Raw data ::
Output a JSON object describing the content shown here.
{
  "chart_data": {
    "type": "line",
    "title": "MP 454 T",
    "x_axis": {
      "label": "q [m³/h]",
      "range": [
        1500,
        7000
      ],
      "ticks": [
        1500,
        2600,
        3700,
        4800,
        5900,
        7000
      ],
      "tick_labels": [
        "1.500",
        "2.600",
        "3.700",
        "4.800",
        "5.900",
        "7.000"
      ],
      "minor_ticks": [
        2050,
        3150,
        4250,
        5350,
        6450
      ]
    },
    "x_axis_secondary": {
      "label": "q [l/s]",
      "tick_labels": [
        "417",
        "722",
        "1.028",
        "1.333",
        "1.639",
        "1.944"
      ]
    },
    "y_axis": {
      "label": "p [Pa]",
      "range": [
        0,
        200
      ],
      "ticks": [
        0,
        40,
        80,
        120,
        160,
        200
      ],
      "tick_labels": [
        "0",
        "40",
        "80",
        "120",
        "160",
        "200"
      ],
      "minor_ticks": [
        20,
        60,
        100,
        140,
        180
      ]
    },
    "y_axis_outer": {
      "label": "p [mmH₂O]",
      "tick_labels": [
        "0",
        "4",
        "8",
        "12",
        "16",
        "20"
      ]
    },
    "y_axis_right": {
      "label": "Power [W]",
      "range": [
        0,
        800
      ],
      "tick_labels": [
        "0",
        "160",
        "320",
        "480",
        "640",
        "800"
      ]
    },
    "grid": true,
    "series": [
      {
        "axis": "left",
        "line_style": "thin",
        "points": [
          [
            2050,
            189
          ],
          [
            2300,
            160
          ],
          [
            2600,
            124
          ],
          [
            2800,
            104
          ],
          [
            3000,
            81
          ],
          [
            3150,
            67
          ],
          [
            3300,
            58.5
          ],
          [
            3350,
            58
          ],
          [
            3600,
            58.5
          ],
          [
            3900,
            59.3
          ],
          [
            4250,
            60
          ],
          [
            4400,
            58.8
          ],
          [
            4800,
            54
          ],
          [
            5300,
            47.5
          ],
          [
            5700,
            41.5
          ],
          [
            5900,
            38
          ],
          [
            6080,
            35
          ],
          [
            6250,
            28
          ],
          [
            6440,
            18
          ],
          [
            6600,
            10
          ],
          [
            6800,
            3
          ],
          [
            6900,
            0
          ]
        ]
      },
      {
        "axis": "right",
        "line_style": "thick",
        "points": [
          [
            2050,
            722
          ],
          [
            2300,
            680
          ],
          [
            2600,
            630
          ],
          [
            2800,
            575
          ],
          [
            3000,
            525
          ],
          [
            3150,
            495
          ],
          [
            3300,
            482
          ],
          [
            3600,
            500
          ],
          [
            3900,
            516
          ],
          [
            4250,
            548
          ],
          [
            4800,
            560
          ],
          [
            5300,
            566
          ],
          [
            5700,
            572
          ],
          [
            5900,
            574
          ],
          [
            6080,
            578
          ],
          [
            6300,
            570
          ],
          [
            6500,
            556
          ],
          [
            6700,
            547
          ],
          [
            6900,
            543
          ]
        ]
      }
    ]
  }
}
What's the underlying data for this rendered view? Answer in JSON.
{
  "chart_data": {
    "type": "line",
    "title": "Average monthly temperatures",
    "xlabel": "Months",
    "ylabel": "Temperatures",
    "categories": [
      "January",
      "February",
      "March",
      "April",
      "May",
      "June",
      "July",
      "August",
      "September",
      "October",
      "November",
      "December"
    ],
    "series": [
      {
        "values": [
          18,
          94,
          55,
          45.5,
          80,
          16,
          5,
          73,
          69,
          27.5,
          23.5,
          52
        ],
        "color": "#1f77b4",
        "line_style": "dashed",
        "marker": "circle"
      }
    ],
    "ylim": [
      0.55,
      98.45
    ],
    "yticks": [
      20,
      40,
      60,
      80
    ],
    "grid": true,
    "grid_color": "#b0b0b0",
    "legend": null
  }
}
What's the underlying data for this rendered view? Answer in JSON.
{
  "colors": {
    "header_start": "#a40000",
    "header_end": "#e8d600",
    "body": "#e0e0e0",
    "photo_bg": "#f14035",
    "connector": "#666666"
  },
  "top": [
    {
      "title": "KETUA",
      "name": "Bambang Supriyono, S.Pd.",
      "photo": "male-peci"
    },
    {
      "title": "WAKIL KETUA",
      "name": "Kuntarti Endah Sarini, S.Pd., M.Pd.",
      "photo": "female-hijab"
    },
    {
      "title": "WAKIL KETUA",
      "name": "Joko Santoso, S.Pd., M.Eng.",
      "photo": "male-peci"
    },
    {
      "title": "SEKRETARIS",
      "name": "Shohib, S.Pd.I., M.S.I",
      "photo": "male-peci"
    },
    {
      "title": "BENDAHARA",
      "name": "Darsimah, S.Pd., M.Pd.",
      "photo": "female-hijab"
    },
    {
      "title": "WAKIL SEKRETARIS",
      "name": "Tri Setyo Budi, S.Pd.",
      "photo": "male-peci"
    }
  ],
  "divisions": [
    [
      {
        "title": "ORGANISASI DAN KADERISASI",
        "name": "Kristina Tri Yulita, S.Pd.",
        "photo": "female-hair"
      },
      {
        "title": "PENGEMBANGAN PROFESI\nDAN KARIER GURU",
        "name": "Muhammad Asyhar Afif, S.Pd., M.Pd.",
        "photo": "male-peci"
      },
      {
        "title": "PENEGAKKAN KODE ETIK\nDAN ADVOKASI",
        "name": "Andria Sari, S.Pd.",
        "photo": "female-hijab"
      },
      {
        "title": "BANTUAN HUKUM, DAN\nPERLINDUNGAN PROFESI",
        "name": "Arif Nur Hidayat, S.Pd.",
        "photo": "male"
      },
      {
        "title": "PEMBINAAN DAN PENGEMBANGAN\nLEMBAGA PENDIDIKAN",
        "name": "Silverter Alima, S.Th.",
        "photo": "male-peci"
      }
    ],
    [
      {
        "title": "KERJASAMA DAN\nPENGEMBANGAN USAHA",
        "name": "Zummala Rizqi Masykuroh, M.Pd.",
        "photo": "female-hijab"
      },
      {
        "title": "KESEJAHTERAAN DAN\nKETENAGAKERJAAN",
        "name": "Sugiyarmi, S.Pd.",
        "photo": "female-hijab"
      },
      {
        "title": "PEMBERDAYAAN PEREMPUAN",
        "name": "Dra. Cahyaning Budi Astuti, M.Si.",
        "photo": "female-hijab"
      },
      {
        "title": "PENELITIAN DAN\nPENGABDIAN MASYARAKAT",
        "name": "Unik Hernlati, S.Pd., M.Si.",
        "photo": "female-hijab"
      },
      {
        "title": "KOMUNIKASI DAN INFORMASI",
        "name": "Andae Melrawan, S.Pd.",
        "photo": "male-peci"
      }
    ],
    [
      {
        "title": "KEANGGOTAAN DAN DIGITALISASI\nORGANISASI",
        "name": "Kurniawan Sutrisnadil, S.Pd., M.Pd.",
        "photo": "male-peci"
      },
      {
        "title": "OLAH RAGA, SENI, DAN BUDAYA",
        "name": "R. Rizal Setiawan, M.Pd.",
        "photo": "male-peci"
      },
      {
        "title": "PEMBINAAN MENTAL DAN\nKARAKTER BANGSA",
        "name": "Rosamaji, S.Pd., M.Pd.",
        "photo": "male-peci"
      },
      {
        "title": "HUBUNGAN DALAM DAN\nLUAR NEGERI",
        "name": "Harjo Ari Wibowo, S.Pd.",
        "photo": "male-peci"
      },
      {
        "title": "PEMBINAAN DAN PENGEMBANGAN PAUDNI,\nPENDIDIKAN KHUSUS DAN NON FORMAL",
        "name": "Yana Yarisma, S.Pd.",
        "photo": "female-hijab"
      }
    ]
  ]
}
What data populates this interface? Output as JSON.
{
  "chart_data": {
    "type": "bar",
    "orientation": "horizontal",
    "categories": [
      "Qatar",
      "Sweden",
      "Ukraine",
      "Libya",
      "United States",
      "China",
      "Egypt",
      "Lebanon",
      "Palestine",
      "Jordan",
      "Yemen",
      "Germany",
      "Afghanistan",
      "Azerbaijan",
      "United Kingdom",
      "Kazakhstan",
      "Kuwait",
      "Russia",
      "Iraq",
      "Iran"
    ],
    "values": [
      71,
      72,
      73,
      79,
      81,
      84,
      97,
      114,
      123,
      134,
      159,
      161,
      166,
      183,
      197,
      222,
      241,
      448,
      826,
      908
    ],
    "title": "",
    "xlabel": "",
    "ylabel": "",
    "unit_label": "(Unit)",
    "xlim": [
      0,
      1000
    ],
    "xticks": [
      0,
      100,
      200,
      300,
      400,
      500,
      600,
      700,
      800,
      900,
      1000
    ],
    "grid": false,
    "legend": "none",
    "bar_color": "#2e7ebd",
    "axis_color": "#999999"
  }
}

Do this :: Search the lines above for the string "JSON" and copy each line that has it.

Correct result ::
Output a JSON object describing the content shown here.
What's the underlying data for this rendered view? Answer in JSON.
What's the underlying data for this rendered view? Answer in JSON.
What data populates this interface? Output as JSON.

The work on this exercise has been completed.